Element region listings
-------
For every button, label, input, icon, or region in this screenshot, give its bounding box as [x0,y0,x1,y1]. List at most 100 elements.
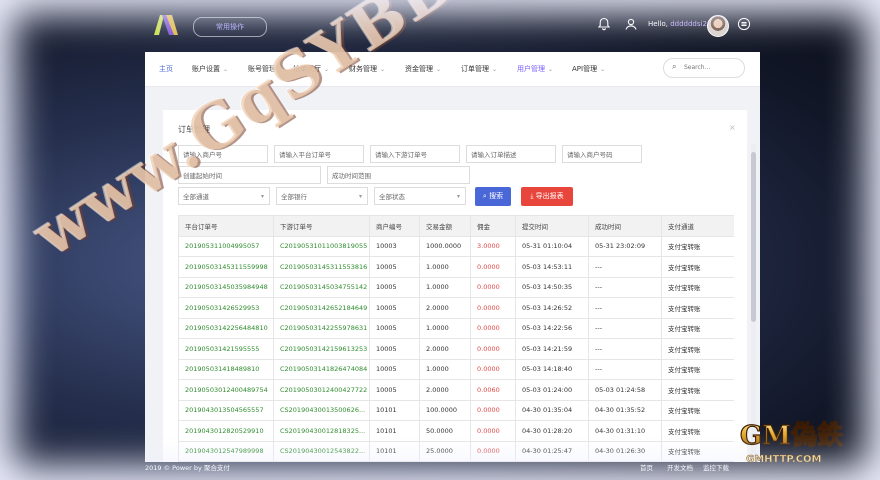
search-button[interactable]: ⌕ 搜索 [475,187,511,206]
table-row[interactable]: 201905031422564848​10 C201905031422559786… [178,317,734,339]
column-header[interactable]: 平台订单号 [178,215,274,237]
table-cell[interactable]: 201905031453115599​98 [178,256,274,278]
column-header[interactable]: 成功时间 [588,215,662,237]
search-input[interactable] [684,62,739,73]
username-label[interactable]: ddddddsi2 [670,20,707,28]
table-row[interactable]: 201905031418489810 C20190503141826474084 1… [178,358,734,380]
table-cell[interactable]: C20190503145034755142 [273,276,370,298]
table-cell[interactable]: CS20190430012543822... [273,440,370,462]
table-cell: 10005 [369,256,420,278]
chevron-down-icon: ⌄ [548,66,554,73]
column-header[interactable]: 支付通道 [661,215,734,237]
table-row[interactable]: 201905311004995057 C20190531011003819055 1… [178,235,734,257]
channel-select[interactable]: 全部通道 ▾ [178,187,270,205]
nav-label: 账户设置 [192,65,220,73]
nav-item-account-settings[interactable]: 账户设置 ⌄ [192,64,228,74]
nav-item-finance[interactable]: 财务管理 ⌄ [349,64,385,74]
avatar[interactable] [707,15,729,37]
table-cell[interactable]: 201905031426529953 [178,297,274,319]
footer-link-home[interactable]: 首页 [640,462,653,472]
bank-select[interactable]: 全部银行 ▾ [276,187,368,205]
table-cell[interactable]: C20190503142159613253 [273,338,370,360]
platform-order-input[interactable]: 请输入平台订单号 [274,145,364,163]
status-select[interactable]: 全部状态 ▾ [374,187,466,205]
table-cell[interactable]: 201904301282052991​0 [178,420,274,442]
user-greeting: Hello, ddddddsi2 [648,20,707,28]
table-cell[interactable]: 201905030124004897​54 [178,379,274,401]
table-cell[interactable]: CS20190430012818325... [273,420,370,442]
table-cell[interactable]: C20190503142652184649 [273,297,370,319]
table-row[interactable]: 201905031453115599​98 C201905031453115538… [178,256,734,278]
downstream-order-input[interactable]: 请输入下游订单号 [370,145,460,163]
nav-item-home[interactable]: 主页 [159,64,173,74]
nav-item-api[interactable]: API管理 ⌄ [572,64,605,74]
table-cell: 04-30 01:35:52 [588,399,662,421]
table-cell[interactable]: C20190531011003819055 [273,235,370,257]
quick-actions-button[interactable]: 常用操作 [193,17,267,37]
order-desc-input[interactable]: 请输入订单描述 [466,145,556,163]
table-cell: 10101 [369,440,420,462]
table-cell[interactable]: 201904301350456555​7 [178,399,274,421]
table-cell[interactable]: C20190503141826474084 [273,358,370,380]
brand-logo-icon[interactable] [152,14,180,36]
table-cell[interactable]: C20190503012400427722 [273,379,370,401]
table-row[interactable]: 201905031426529953 C20190503142652184649 1… [178,297,734,319]
table-cell: 50.0000 [419,420,471,442]
table-cell[interactable]: 201905031421595555 [178,338,274,360]
table-cell: 支付宝转账 [661,399,734,421]
nav-item-account-management[interactable]: 账号管理 [248,64,276,74]
table-cell: 1.0000 [419,256,471,278]
table-row[interactable]: 201904301282052991​0 CS20190430012818325.… [178,420,734,442]
created-start-input[interactable]: 创建起始时间 [178,166,321,184]
table-cell[interactable]: 201905031422564848​10 [178,317,274,339]
table-cell: --- [588,338,662,360]
table-cell: 04-30 01:25:47 [515,440,589,462]
badge-text-top: GM偽鉄 [740,420,843,451]
column-header[interactable]: 佣金 [470,215,516,237]
footer-link-docs[interactable]: 开发文档 [667,462,693,472]
nav-label: 抢单大厅 [293,65,321,73]
success-range-input[interactable]: 成功时间范围 [327,166,470,184]
table-cell: 05-31 01:10:04 [515,235,589,257]
close-icon[interactable]: × [729,123,736,132]
merchant-no-input[interactable]: 请输入商户号 [178,145,268,163]
user-switch-icon[interactable] [624,17,638,31]
table-cell: 支付宝转账 [661,297,734,319]
column-header[interactable]: 交易金额 [419,215,471,237]
table-cell[interactable]: 201905311004995057 [178,235,274,257]
nav-item-funds[interactable]: 资金管理 ⌄ [405,64,441,74]
table-cell[interactable]: 201905031418489810 [178,358,274,380]
chevron-down-icon: ⌄ [223,66,229,73]
export-report-button[interactable]: ⤓ 导出报表 [521,187,573,206]
table-cell: 0.0000 [470,440,516,462]
table-row[interactable]: 201904301254798999​8 CS20190430012543822.… [178,440,734,462]
table-cell: 05-03 01:24:00 [515,379,589,401]
table-row[interactable]: 201905031421595555 C20190503142159613253 1… [178,338,734,360]
menu-icon[interactable] [737,17,751,31]
chevron-down-icon: ⌄ [436,66,442,73]
table-row[interactable]: 201905030124004897​54 C201905030124004277… [178,379,734,401]
table-cell: 10005 [369,358,420,380]
column-header[interactable]: 提交时间 [515,215,589,237]
table-cell[interactable]: CS20190430013500626... [273,399,370,421]
table-row[interactable]: 201904301350456555​7 CS20190430013500626.… [178,399,734,421]
table-cell: 0.0000 [470,297,516,319]
bell-icon[interactable] [597,17,611,31]
column-header[interactable]: 商户编号 [369,215,420,237]
scrollbar-thumb[interactable] [751,152,756,322]
table-cell[interactable]: C20190503142255978631 [273,317,370,339]
table-cell: 05-03 14:26:52 [515,297,589,319]
table-cell[interactable]: 201904301254798999​8 [178,440,274,462]
table-cell[interactable]: 201905031450359849​48 [178,276,274,298]
table-row[interactable]: 201905031450359849​48 C201905031450347551… [178,276,734,298]
table-cell[interactable]: C20190503145311553816 [273,256,370,278]
nav-item-grab-hall[interactable]: 抢单大厅 ⌄ [293,64,329,74]
footer-link-download[interactable]: 监控下载 [703,462,729,472]
nav-item-orders[interactable]: 订单管理 ⌄ [461,64,497,74]
chevron-down-icon: ▾ [260,193,264,200]
nav-item-users[interactable]: 用户管理 ⌄ [517,64,553,74]
greeting-prefix: Hello, [648,20,671,28]
column-header[interactable]: 下游订单号 [273,215,370,237]
extra-code-input[interactable]: 请输入商户号码 [562,145,642,163]
table-cell: 0.0000 [470,256,516,278]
-------
• _Set exercise_: Recast every line of the listings above as a Markdown table with the columns "Line No." and "Listing Line," numbering the rows in order and skipping blank lines. Leave the pictures out of the table.

• _Exercise result_:
| Line No. | Listing Line |
|---|---|
| 1 | For every button, label, input, icon, or region in this screenshot, give its bounding box as [x0,y0,x1,y1]. List at most 100 elements. |
| 2 | search-button[interactable]: ⌕ 搜索 [475,187,511,206] |
| 3 | table-row[interactable]: 201905031422564848​10 C201905031422559786… [178,317,734,339] |
| 4 | column-header[interactable]: 平台订单号 [178,215,274,237] |
| 5 | table-cell[interactable]: 201905031453115599​98 [178,256,274,278] |
| 6 | column-header[interactable]: 成功时间 [588,215,662,237] |
| 7 | search-input[interactable] [684,62,739,73] |
| 8 | username-label[interactable]: ddddddsi2 [670,20,707,28] |
| 9 | table-row[interactable]: 201905031418489810 C20190503141826474084 1… [178,358,734,380] |
| 10 | table-cell[interactable]: C20190503145034755142 [273,276,370,298] |
| 11 | table-cell[interactable]: CS20190430012543822... [273,440,370,462] |
| 12 | table-cell: 10005 [369,256,420,278] |
| 13 | chevron-down-icon: ⌄ [548,66,554,73] |
| 14 | column-header[interactable]: 支付通道 [661,215,734,237] |
| 15 | table-row[interactable]: 201905311004995057 C20190531011003819055 1… [178,235,734,257] |
| 16 | channel-select[interactable]: 全部通道 ▾ [178,187,270,205] |
| 17 | nav-label: 账户设置 [192,65,220,73] |
| 18 | nav-item-account-settings[interactable]: 账户设置 ⌄ [192,64,228,74] |
| 19 | nav-item-finance[interactable]: 财务管理 ⌄ [349,64,385,74] |
| 20 | avatar[interactable] [707,15,729,37] |
| 21 | table-cell[interactable]: 201905031426529953 [178,297,274,319] |
| 22 | footer-link-home[interactable]: 首页 [640,462,653,472] |
| 23 | bank-select[interactable]: 全部银行 ▾ [276,187,368,205] |
| 24 | table-cell[interactable]: C20190503142159613253 [273,338,370,360] |
| 25 | platform-order-input[interactable]: 请输入平台订单号 [274,145,364,163] |
| 26 | status-select[interactable]: 全部状态 ▾ [374,187,466,205] |
| 27 | table-cell[interactable]: 201904301282052991​0 [178,420,274,442] |
| 28 | user-greeting: Hello, ddddddsi2 [648,20,707,28] |
| 29 | table-cell[interactable]: 201905030124004897​54 [178,379,274,401] |
| 30 | table-cell[interactable]: CS20190430012818325... [273,420,370,442] |
| 31 | table-cell[interactable]: C20190503142652184649 [273,297,370,319] |
| 32 | table-row[interactable]: 201905031453115599​98 C201905031453115538… [178,256,734,278] |
| 33 | downstream-order-input[interactable]: 请输入下游订单号 [370,145,460,163] |
| 34 | nav-item-home[interactable]: 主页 [159,64,173,74] |
| 35 | nav-item-api[interactable]: API管理 ⌄ [572,64,605,74] |
| 36 | table-cell: 04-30 01:35:52 [588,399,662,421] |
| 37 | table-cell[interactable]: C20190531011003819055 [273,235,370,257] |
| 38 | quick-actions-button[interactable]: 常用操作 [193,17,267,37] |
| 39 | order-desc-input[interactable]: 请输入订单描述 [466,145,556,163] |
| 40 | table-cell: 10101 [369,440,420,462] |
| 41 | table-cell[interactable]: 201904301350456555​7 [178,399,274,421] |
| 42 | table-cell[interactable]: C20190503141826474084 [273,358,370,380] |
| 43 | brand-logo-icon[interactable] [152,14,180,36] |
| 44 | table-cell[interactable]: C20190503012400427722 [273,379,370,401] |
| 45 | table-row[interactable]: 201905031426529953 C20190503142652184649 1… [178,297,734,319] |
| 46 | table-cell: 50.0000 [419,420,471,442] |
| 47 | table-cell[interactable]: 201905031421595555 [178,338,274,360] |
| 48 | table-cell: 支付宝转账 [661,399,734,421] |
| 49 | nav-item-account-management[interactable]: 账号管理 [248,64,276,74] |
| 50 | table-cell: 1.0000 [419,256,471,278] |
| 51 | table-row[interactable]: 201904301282052991​0 CS20190430012818325.… [178,420,734,442] |
| 52 | created-start-input[interactable]: 创建起始时间 [178,166,321,184] |
| 53 | table-cell[interactable]: 201905031422564848​10 [178,317,274,339] |
| 54 | table-cell: --- [588,338,662,360] |
| 55 | table-cell: 04-30 01:25:47 [515,440,589,462] |
| 56 | badge-text-top: GM偽鉄 [740,420,843,451] |
| 57 | column-header[interactable]: 佣金 [470,215,516,237] |
| 58 | footer-link-docs[interactable]: 开发文档 [667,462,693,472] |
| 59 | nav-label: 抢单大厅 [293,65,321,73] |
| 60 | success-range-input[interactable]: 成功时间范围 [327,166,470,184] |
| 61 | table-cell: 05-31 01:10:04 [515,235,589,257] |
| 62 | close-icon[interactable]: × [729,123,736,132] |
| 63 | merchant-no-input[interactable]: 请输入商户号 [178,145,268,163] |
| 64 | user-switch-icon[interactable] [624,17,638,31] |
| 65 | table-cell: 支付宝转账 [661,297,734,319] |
| 66 | column-header[interactable]: 交易金额 [419,215,471,237] |
| 67 | table-cell[interactable]: 201905311004995057 [178,235,274,257] |
| 68 | nav-item-funds[interactable]: 资金管理 ⌄ [405,64,441,74] |
| 69 | table-cell[interactable]: 201905031418489810 [178,358,274,380] |
| 70 | chevron-down-icon: ⌄ [223,66,229,73] |
| 71 | export-report-button[interactable]: ⤓ 导出报表 [521,187,573,206] |
| 72 | table-cell: 0.0000 [470,440,516,462] |
| 73 | table-row[interactable]: 201904301254798999​8 CS20190430012543822.… [178,440,734,462] |
| 74 | table-cell: 05-03 01:24:00 [515,379,589,401] |
| 75 | table-row[interactable]: 201905031421595555 C20190503142159613253 1… [178,338,734,360] |
| 76 | menu-icon[interactable] [737,17,751,31] |
| 77 | chevron-down-icon: ⌄ [436,66,442,73] |
| 78 | table-row[interactable]: 201905030124004897​54 C201905030124004277… [178,379,734,401] |
| 79 | table-cell: 10005 [369,358,420,380] |
| 80 | column-header[interactable]: 提交时间 [515,215,589,237] |
| 81 | table-cell[interactable]: CS20190430013500626... [273,399,370,421] |
| 82 | table-row[interactable]: 201904301350456555​7 CS20190430013500626.… [178,399,734,421] |
| 83 | table-cell: 0.0000 [470,297,516,319] |
| 84 | bell-icon[interactable] [597,17,611,31] |
| 85 | column-header[interactable]: 商户编号 [369,215,420,237] |
| 86 | scrollbar-thumb[interactable] [751,152,756,322] |
| 87 | table-cell[interactable]: C20190503142255978631 [273,317,370,339] |
| 88 | table-cell: 05-03 14:26:52 [515,297,589,319] |
| 89 | table-cell[interactable]: 201904301254798999​8 [178,440,274,462] |
| 90 | table-cell[interactable]: 201905031450359849​48 [178,276,274,298] |
| 91 | table-row[interactable]: 201905031450359849​48 C201905031450347551… [178,276,734,298] |
| 92 | table-cell[interactable]: C20190503145311553816 [273,256,370,278] |
| 93 | nav-item-grab-hall[interactable]: 抢单大厅 ⌄ [293,64,329,74] |
| 94 | footer-link-download[interactable]: 监控下载 [703,462,729,472] |
| 95 | nav-item-orders[interactable]: 订单管理 ⌄ [461,64,497,74] |
| 96 | chevron-down-icon: ▾ [260,193,264,200] |
| 97 | nav-item-users[interactable]: 用户管理 ⌄ [517,64,553,74] |
| 98 | greeting-prefix: Hello, [648,20,671,28] |
| 99 | column-header[interactable]: 下游订单号 [273,215,370,237] |
| 100 | extra-code-input[interactable]: 请输入商户号码 [562,145,642,163] |
| 101 | table-cell: 0.0000 [470,256,516,278] |